--- BEGIN ---
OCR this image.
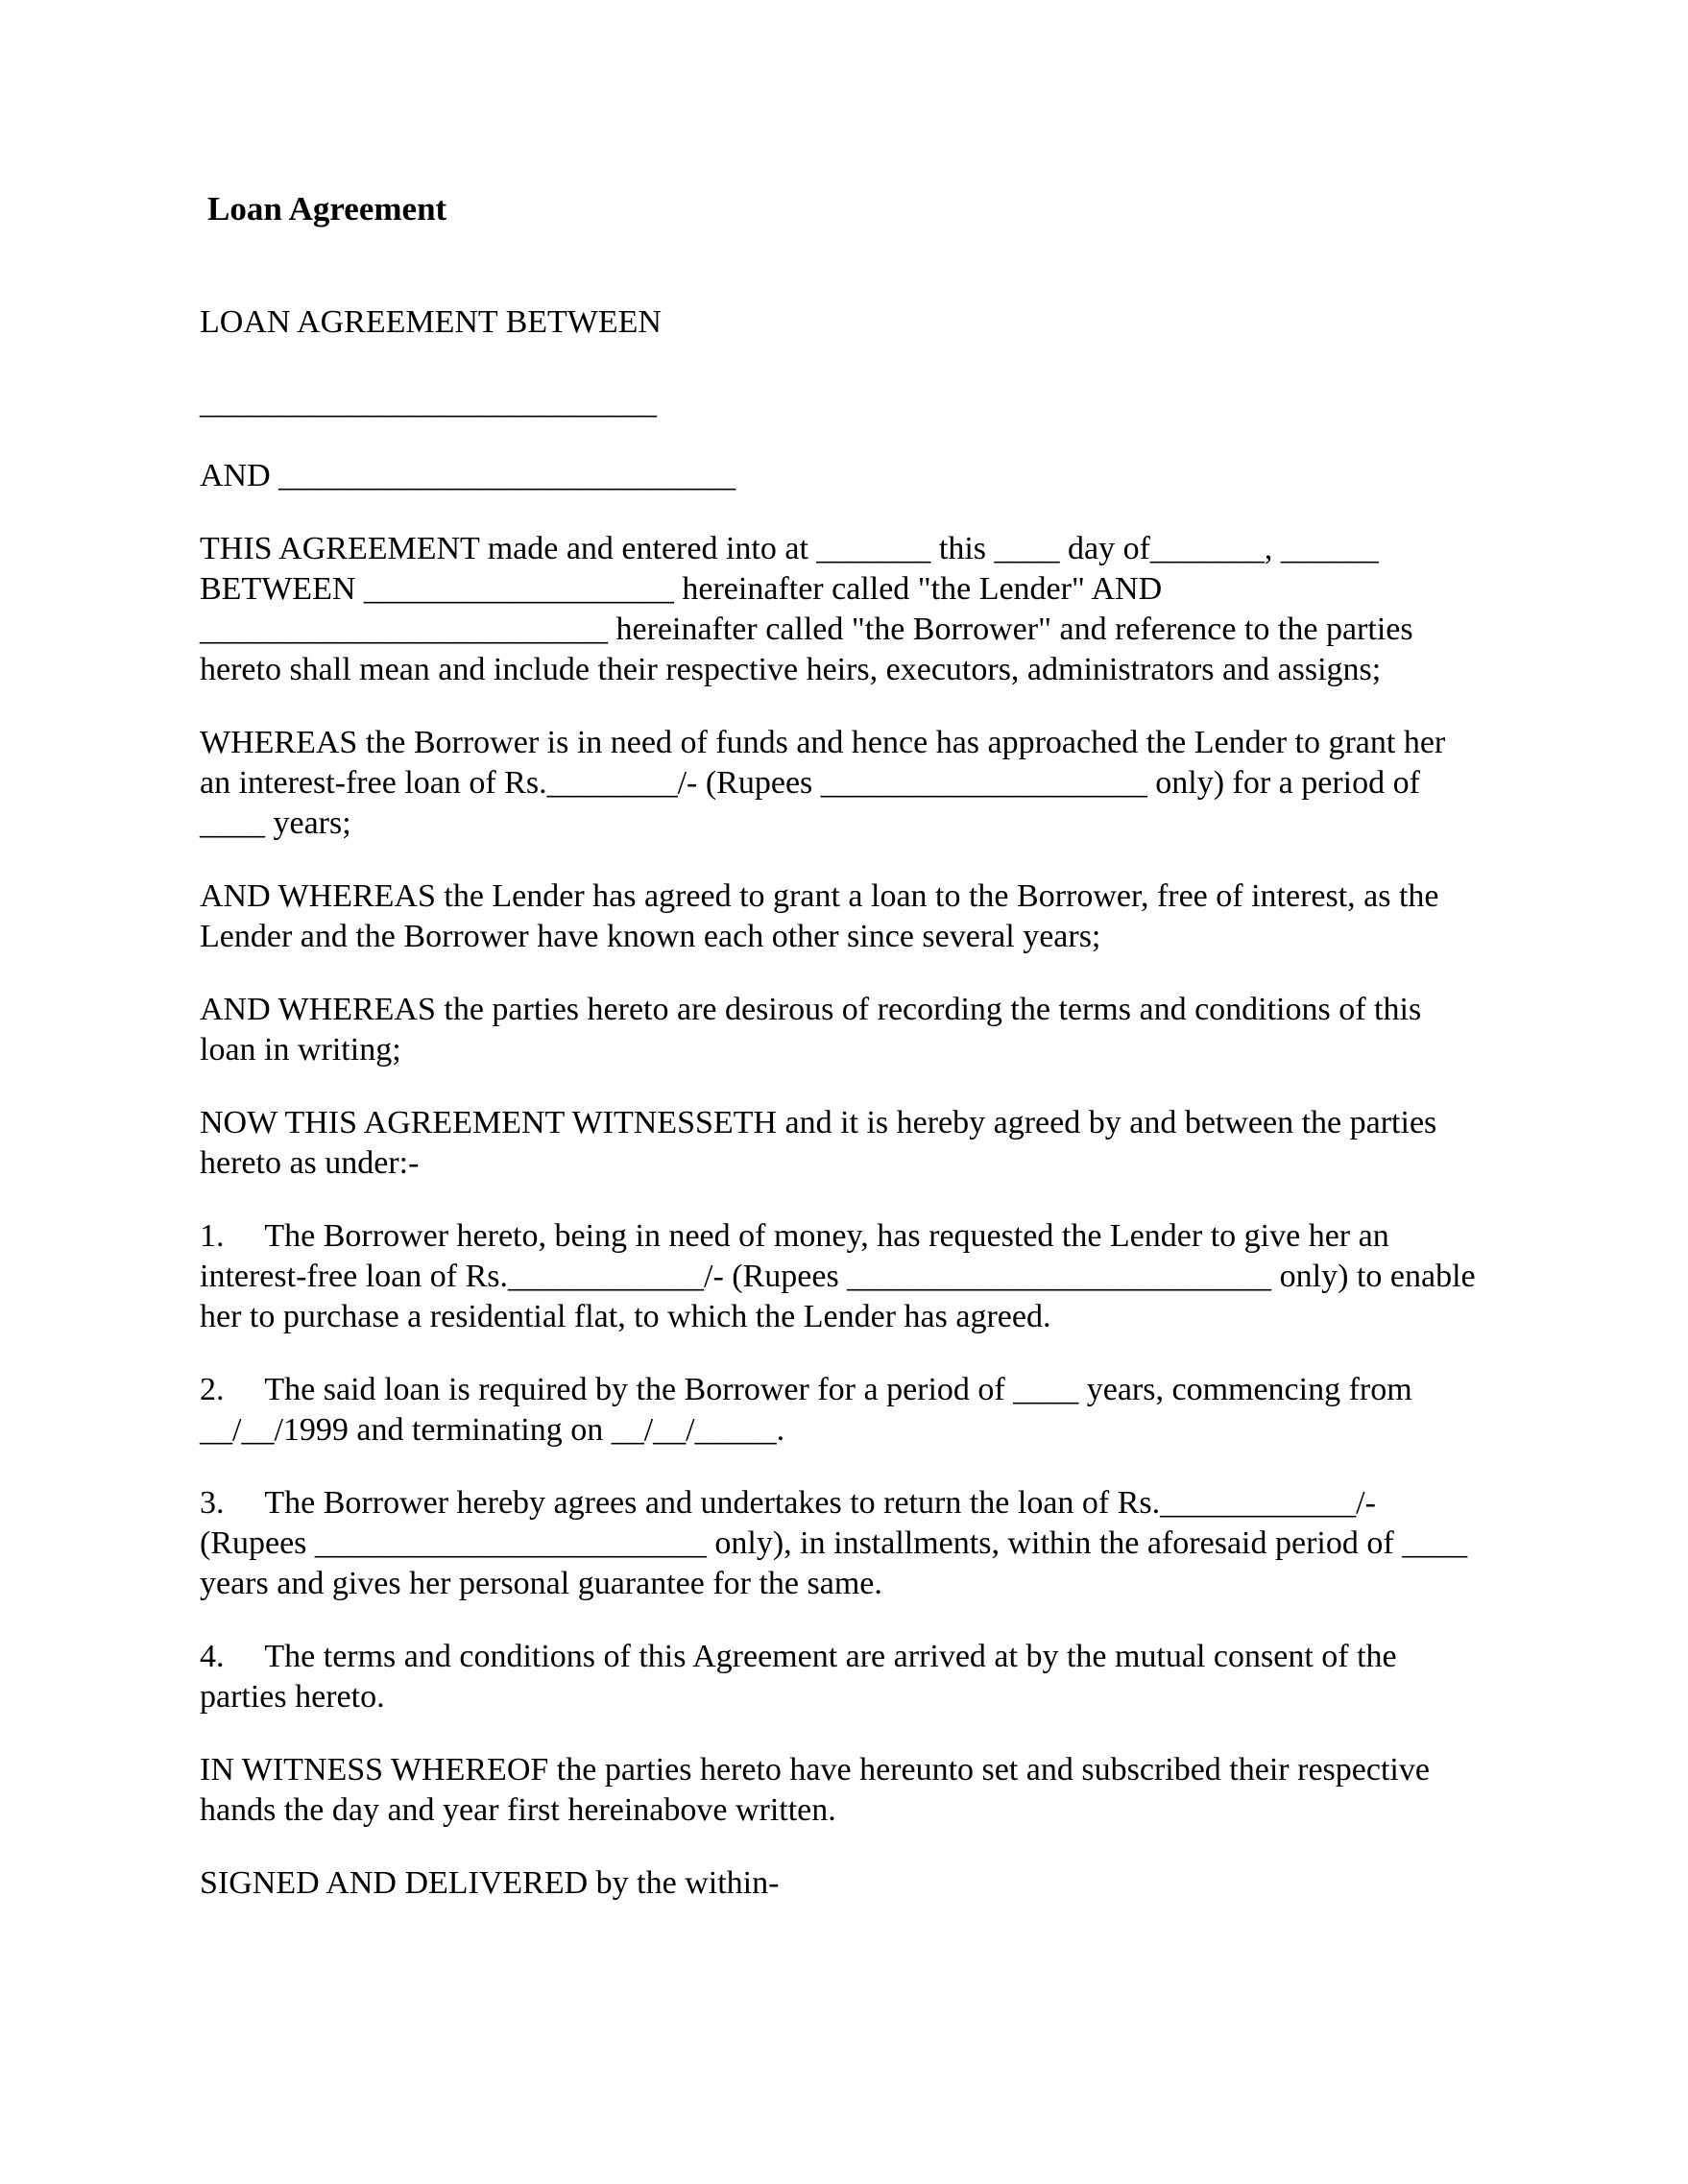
Loan Agreement
LOAN AGREEMENT BETWEEN
____________________________
AND ____________________________
THIS AGREEMENT made and entered into at _______ this ____ day of_______, ______
BETWEEN ___________________ hereinafter called "the Lender" AND
_________________________ hereinafter called "the Borrower" and reference to the parties
hereto shall mean and include their respective heirs, executors, administrators and assigns;
WHEREAS the Borrower is in need of funds and hence has approached the Lender to grant her
an interest-free loan of Rs.________/- (Rupees ____________________ only) for a period of
____ years;
AND WHEREAS the Lender has agreed to grant a loan to the Borrower, free of interest, as the
Lender and the Borrower have known each other since several years;
AND WHEREAS the parties hereto are desirous of recording the terms and conditions of this
loan in writing;
NOW THIS AGREEMENT WITNESSETH and it is hereby agreed by and between the parties
hereto as under:-
1.     The Borrower hereto, being in need of money, has requested the Lender to give her an
interest-free loan of Rs.____________/- (Rupees __________________________ only) to enable
her to purchase a residential flat, to which the Lender has agreed.
2.     The said loan is required by the Borrower for a period of ____ years, commencing from
__/__/1999 and terminating on __/__/_____.
3.     The Borrower hereby agrees and undertakes to return the loan of Rs.____________/-
(Rupees ________________________ only), in installments, within the aforesaid period of ____
years and gives her personal guarantee for the same.
4.     The terms and conditions of this Agreement are arrived at by the mutual consent of the
parties hereto.
IN WITNESS WHEREOF the parties hereto have hereunto set and subscribed their respective
hands the day and year first hereinabove written.
SIGNED AND DELIVERED by the within-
--- END ---
WHAT NEEDS TO BE DONE:
Give every line above again exactly, with no pictures.

OUTPUT FOR THIS TASK:
OCR this image.
Loan Agreement
LOAN AGREEMENT BETWEEN
____________________________
AND ____________________________
THIS AGREEMENT made and entered into at _______ this ____ day of_______, ______
BETWEEN ___________________ hereinafter called "the Lender" AND
_________________________ hereinafter called "the Borrower" and reference to the parties
hereto shall mean and include their respective heirs, executors, administrators and assigns;
WHEREAS the Borrower is in need of funds and hence has approached the Lender to grant her
an interest-free loan of Rs.________/- (Rupees ____________________ only) for a period of
____ years;
AND WHEREAS the Lender has agreed to grant a loan to the Borrower, free of interest, as the
Lender and the Borrower have known each other since several years;
AND WHEREAS the parties hereto are desirous of recording the terms and conditions of this
loan in writing;
NOW THIS AGREEMENT WITNESSETH and it is hereby agreed by and between the parties
hereto as under:-
1.     The Borrower hereto, being in need of money, has requested the Lender to give her an
interest-free loan of Rs.____________/- (Rupees __________________________ only) to enable
her to purchase a residential flat, to which the Lender has agreed.
2.     The said loan is required by the Borrower for a period of ____ years, commencing from
__/__/1999 and terminating on __/__/_____.
3.     The Borrower hereby agrees and undertakes to return the loan of Rs.____________/-
(Rupees ________________________ only), in installments, within the aforesaid period of ____
years and gives her personal guarantee for the same.
4.     The terms and conditions of this Agreement are arrived at by the mutual consent of the
parties hereto.
IN WITNESS WHEREOF the parties hereto have hereunto set and subscribed their respective
hands the day and year first hereinabove written.
SIGNED AND DELIVERED by the within-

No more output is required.